Write out the records that appear below, verbatim and complete, but without pictures.

(Data listing)
+===+

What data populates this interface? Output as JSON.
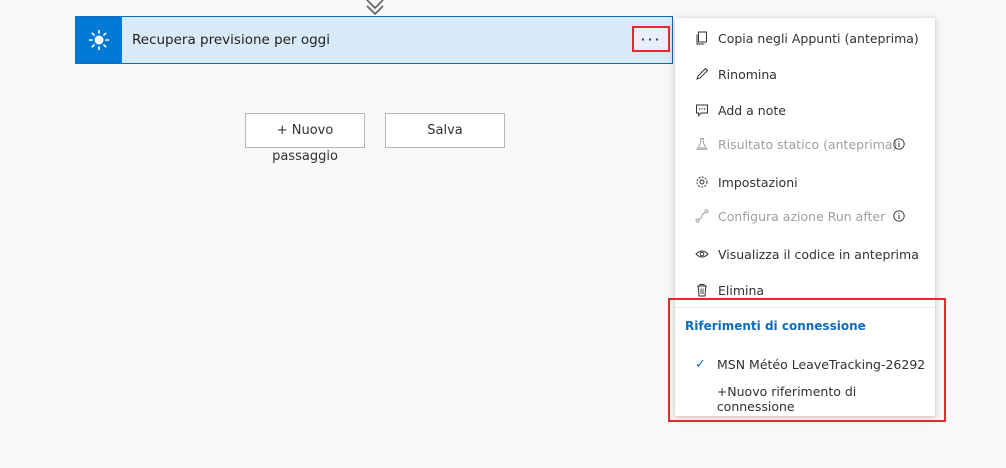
{
  "action_card": {
    "title": "Recupera previsione per oggi",
    "more_label": "···",
    "icon": "sun-icon"
  },
  "buttons": {
    "new_step_line1": "+ Nuovo",
    "new_step_line2": "passaggio",
    "save": "Salva"
  },
  "menu": {
    "items": [
      {
        "label": "Copia negli Appunti (anteprima)",
        "icon": "copy-icon",
        "disabled": false
      },
      {
        "label": "Rinomina",
        "icon": "pencil-icon",
        "disabled": false
      },
      {
        "label": "Add a note",
        "icon": "note-icon",
        "disabled": false
      },
      {
        "label": "Risultato statico (anteprima)",
        "icon": "flask-icon",
        "disabled": true,
        "info": true
      },
      {
        "label": "Impostazioni",
        "icon": "gear-icon",
        "disabled": false
      },
      {
        "label": "Configura azione Run after",
        "icon": "run-after-icon",
        "disabled": true,
        "info": true
      },
      {
        "label": "Visualizza il codice in anteprima",
        "icon": "eye-icon",
        "disabled": false
      },
      {
        "label": "Elimina",
        "icon": "trash-icon",
        "disabled": false
      }
    ],
    "connection_header": "Riferimenti di connessione",
    "connections": [
      {
        "label": "MSN Météo LeaveTracking-26292",
        "selected": true
      },
      {
        "label": "+Nuovo riferimento di connessione",
        "selected": false
      }
    ]
  },
  "colors": {
    "accent": "#0078d4",
    "highlight": "#e32b2b",
    "card_bg": "#d8e9f8"
  }
}
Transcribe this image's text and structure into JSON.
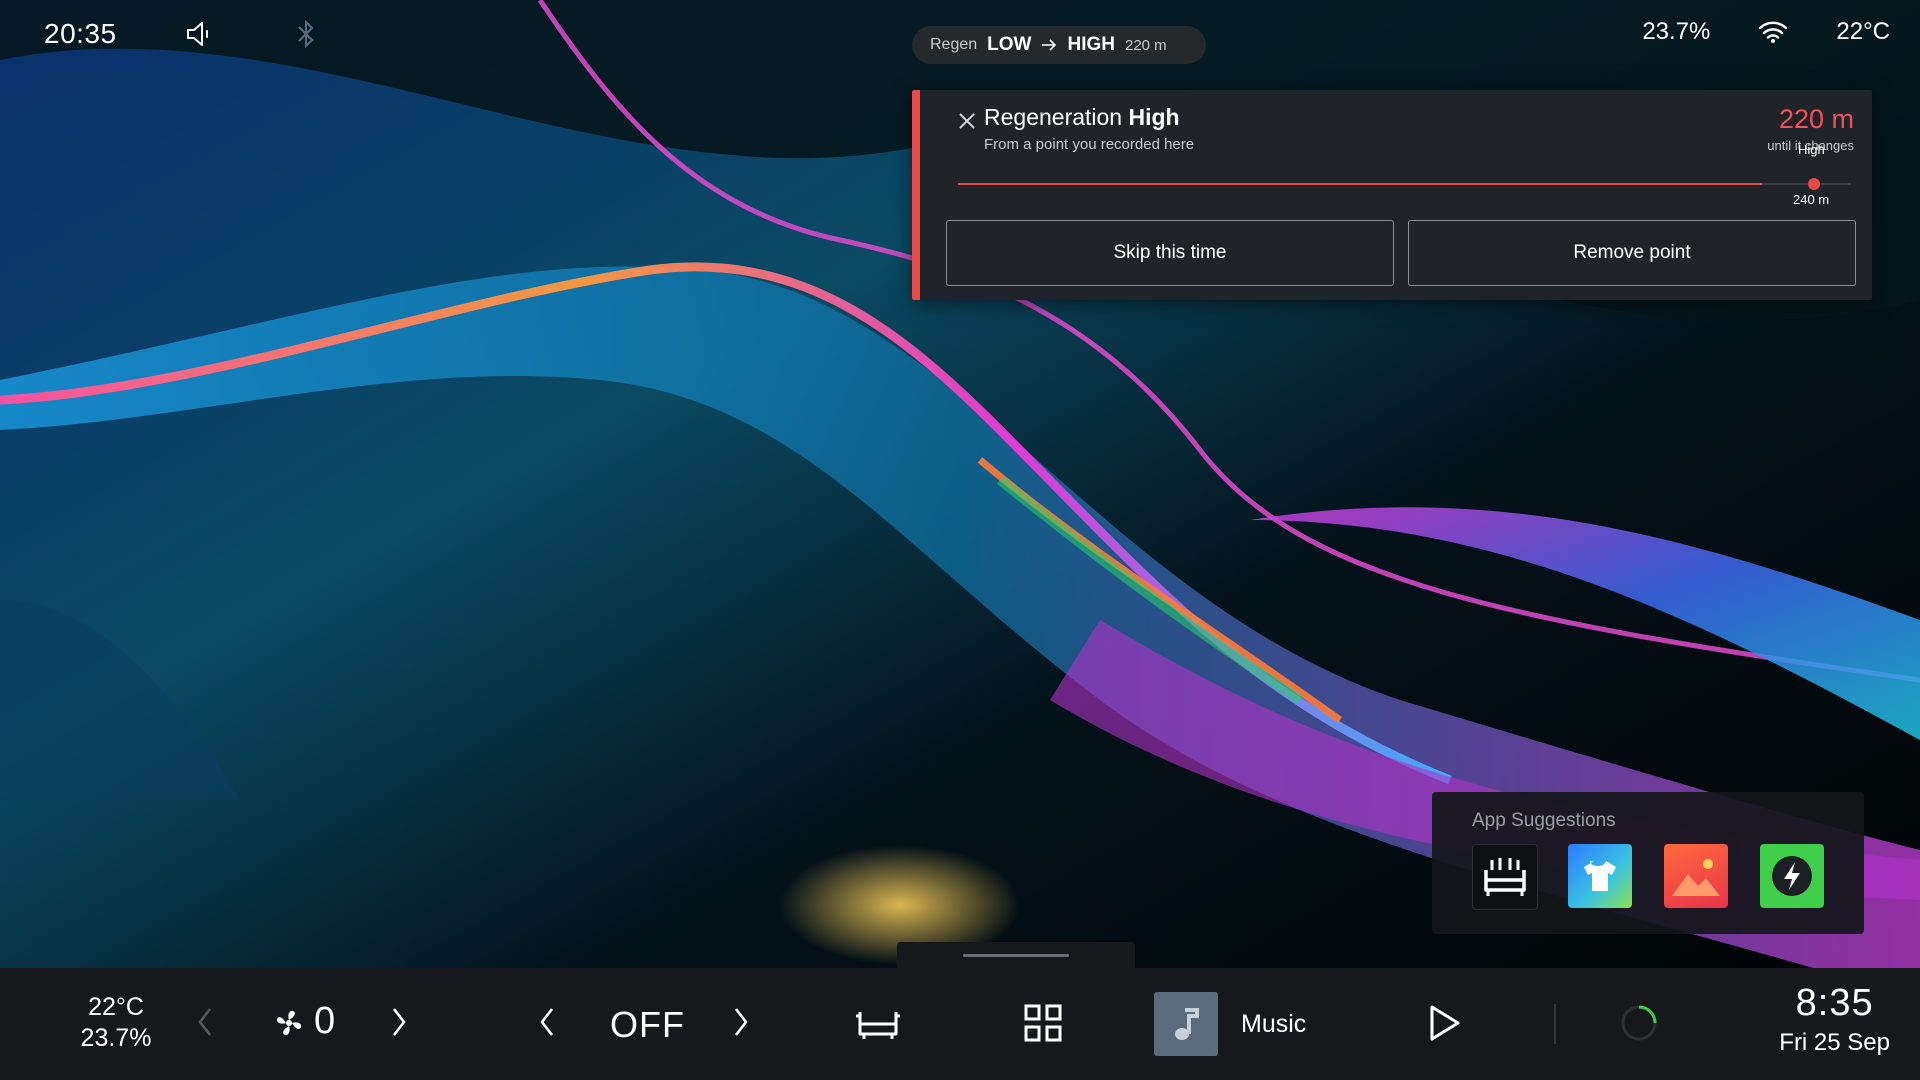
{
  "status_bar": {
    "time": "20:35",
    "humidity": "23.7%",
    "temperature": "22°C",
    "icons": [
      "speaker-muted-icon",
      "bluetooth-icon",
      "wifi-icon"
    ]
  },
  "regen_pill": {
    "label": "Regen",
    "from": "LOW",
    "to": "HIGH",
    "distance": "220 m"
  },
  "notification": {
    "title_prefix": "Regeneration",
    "title_bold": "High",
    "subtitle": "From a point you recorded here",
    "distance": "220 m",
    "distance_caption": "until it changes",
    "marker_label": "High",
    "marker_distance": "240 m",
    "progress": 0.9,
    "skip_label": "Skip this time",
    "remove_label": "Remove point",
    "accent_color": "#e8494a"
  },
  "app_suggestions": {
    "label": "App Suggestions",
    "apps": [
      "car-seat-app-icon",
      "shirt-app-icon",
      "photos-app-icon",
      "charging-app-icon"
    ]
  },
  "dock": {
    "cabin_temp": "22°C",
    "cabin_humidity": "23.7%",
    "fan_speed": "0",
    "climate_mode": "OFF",
    "music_label": "Music",
    "clock": "8:35",
    "date": "Fri 25 Sep"
  }
}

+===+

SOLUTION:
What data populates this interface? Output as JSON.
{
  "action_card": {
    "title": "Recupera previsione per oggi",
    "more_label": "···",
    "icon": "sun-icon"
  },
  "buttons": {
    "new_step_line1": "+ Nuovo",
    "new_step_line2": "passaggio",
    "save": "Salva"
  },
  "menu": {
    "items": [
      {
        "label": "Copia negli Appunti (anteprima)",
        "icon": "copy-icon",
        "disabled": false
      },
      {
        "label": "Rinomina",
        "icon": "pencil-icon",
        "disabled": false
      },
      {
        "label": "Add a note",
        "icon": "note-icon",
        "disabled": false
      },
      {
        "label": "Risultato statico (anteprima)",
        "icon": "flask-icon",
        "disabled": true,
        "info": true
      },
      {
        "label": "Impostazioni",
        "icon": "gear-icon",
        "disabled": false
      },
      {
        "label": "Configura azione Run after",
        "icon": "run-after-icon",
        "disabled": true,
        "info": true
      },
      {
        "label": "Visualizza il codice in anteprima",
        "icon": "eye-icon",
        "disabled": false
      },
      {
        "label": "Elimina",
        "icon": "trash-icon",
        "disabled": false
      }
    ],
    "connection_header": "Riferimenti di connessione",
    "connections": [
      {
        "label": "MSN Météo LeaveTracking-26292",
        "selected": true
      },
      {
        "label": "+Nuovo riferimento di connessione",
        "selected": false
      }
    ]
  },
  "colors": {
    "accent": "#0078d4",
    "highlight": "#e32b2b",
    "card_bg": "#d8e9f8"
  }
}
Transcribe this image's text and structure into JSON.
{
  "status_bar": {
    "time": "20:35",
    "humidity": "23.7%",
    "temperature": "22°C",
    "icons": [
      "speaker-muted-icon",
      "bluetooth-icon",
      "wifi-icon"
    ]
  },
  "regen_pill": {
    "label": "Regen",
    "from": "LOW",
    "to": "HIGH",
    "distance": "220 m"
  },
  "notification": {
    "title_prefix": "Regeneration",
    "title_bold": "High",
    "subtitle": "From a point you recorded here",
    "distance": "220 m",
    "distance_caption": "until it changes",
    "marker_label": "High",
    "marker_distance": "240 m",
    "progress": 0.9,
    "skip_label": "Skip this time",
    "remove_label": "Remove point",
    "accent_color": "#e8494a"
  },
  "app_suggestions": {
    "label": "App Suggestions",
    "apps": [
      "car-seat-app-icon",
      "shirt-app-icon",
      "photos-app-icon",
      "charging-app-icon"
    ]
  },
  "dock": {
    "cabin_temp": "22°C",
    "cabin_humidity": "23.7%",
    "fan_speed": "0",
    "climate_mode": "OFF",
    "music_label": "Music",
    "clock": "8:35",
    "date": "Fri 25 Sep"
  }
}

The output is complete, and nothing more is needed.